[Page transcription dataset items]
──────

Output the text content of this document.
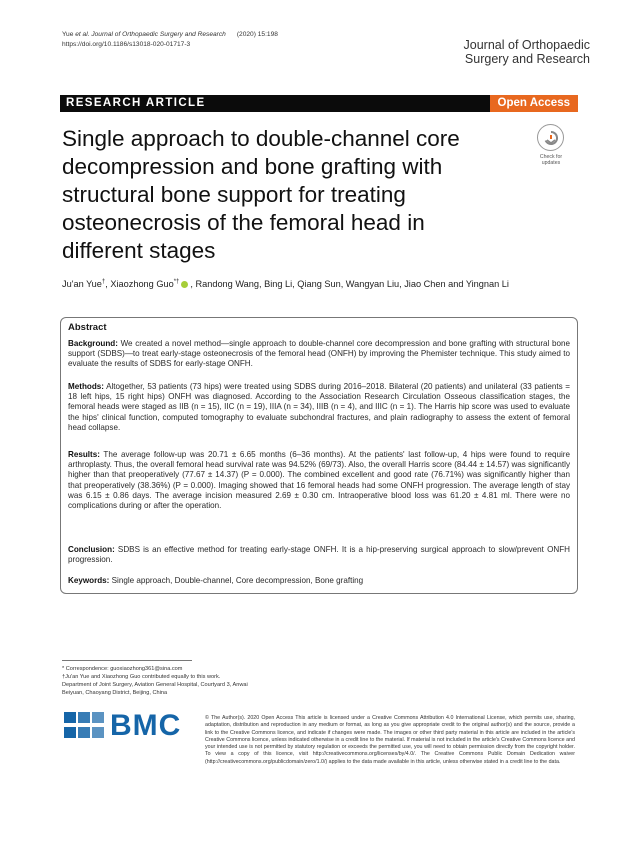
Yue et al. Journal of Orthopaedic Surgery and Research      (2020) 15:198
https://doi.org/10.1186/s13018-020-01717-3	Journal of Orthopaedic
Surgery and Research
RESEARCH ARTICLE	Open Access
Single approach to double-channel core decompression and bone grafting with structural bone support for treating osteonecrosis of the femoral head in different stages
Check for
updates
Ju'an Yue†, Xiaozhong Guo*† , Randong Wang, Bing Li, Qiang Sun, Wangyan Liu, Jiao Chen and Yingnan Li
Abstract
Background: We created a novel method—single approach to double-channel core decompression and bone grafting with structural bone support (SDBS)—to treat early-stage osteonecrosis of the femoral head (ONFH) by improving the Phemister technique. This study aimed to evaluate the results of SDBS for early-stage ONFH.
Methods: Altogether, 53 patients (73 hips) were treated using SDBS during 2016–2018. Bilateral (20 patients) and unilateral (33 patients = 18 left hips, 15 right hips) ONFH was diagnosed. According to the Association Research Circulation Osseous classification stages, the femoral heads were staged as IIB (n = 15), IIC (n = 19), IIIA (n = 34), IIIB (n = 4), and IIIC (n = 1). The Harris hip score was used to evaluate the hips' clinical function, computed tomography to evaluate subchondral fractures, and plain radiography to assess the extent of femoral head collapse.
Results: The average follow-up was 20.71 ± 6.65 months (6–36 months). At the patients' last follow-up, 4 hips were found to require arthroplasty. Thus, the overall femoral head survival rate was 94.52% (69/73). Also, the overall Harris score (84.44 ± 14.57) was significantly higher than that preoperatively (77.67 ± 14.37) (P = 0.000). The combined excellent and good rate (76.71%) was significantly higher than that preoperatively (38.36%) (P = 0.000). Imaging showed that 16 femoral heads had some ONFH progression. The average length of stay was 6.15 ± 0.86 days. The average incision measured 2.69 ± 0.30 cm. Intraoperative blood loss was 61.20 ± 4.81 ml. There were no complications during or after the operation.
Conclusion: SDBS is an effective method for treating early-stage ONFH. It is a hip-preserving surgical approach to slow/prevent ONFH progression.
Keywords: Single approach, Double-channel, Core decompression, Bone grafting
* Correspondence: guoxiaozhong361@sina.com
†Ju'an Yue and Xiaozhong Guo contributed equally to this work.
Department of Joint Surgery, Aviation General Hospital, Courtyard 3, Anwai
Beiyuan, Chaoyang District, Beijing, China
BMC	© The Author(s). 2020 Open Access This article is licensed under a Creative Commons Attribution 4.0 International License, which permits use, sharing, adaptation, distribution and reproduction in any medium or format, as long as you give appropriate credit to the original author(s) and the source, provide a link to the Creative Commons licence, and indicate if changes were made. The images or other third party material in this article are included in the article's Creative Commons licence, unless indicated otherwise in a credit line to the material. If material is not included in the article's Creative Commons licence and your intended use is not permitted by statutory regulation or exceeds the permitted use, you will need to obtain permission directly from the copyright holder. To view a copy of this licence, visit http://creativecommons.org/licenses/by/4.0/. The Creative Commons Public Domain Dedication waiver (http://creativecommons.org/publicdomain/zero/1.0/) applies to the data made available in this article, unless otherwise stated in a credit line to the data.
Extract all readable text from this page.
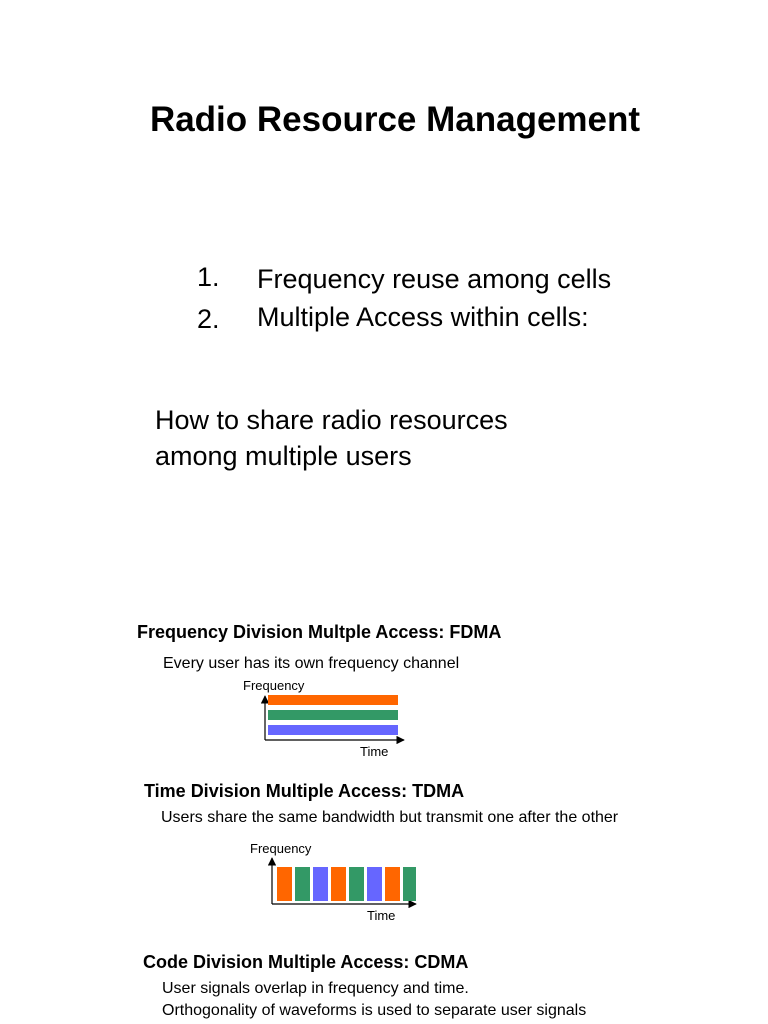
Radio Resource Management
1. Frequency reuse among cells
2. Multiple Access within cells:
How to share radio resources
among multiple users
Frequency Division Multple Access: FDMA
Every user has its own frequency channel
Frequency
Time
Time Division Multiple Access: TDMA
Users share the same bandwidth but transmit one after the other
Frequency
Time
Code Division Multiple Access: CDMA
User signals overlap in frequency and time.
Orthogonality of waveforms is used to separate user signals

──────

* EXERCISE OBJECTIVE *
Search the records above for the word "support", then say how many lines contain it. Give the number alone.

* TASK RESULT *
2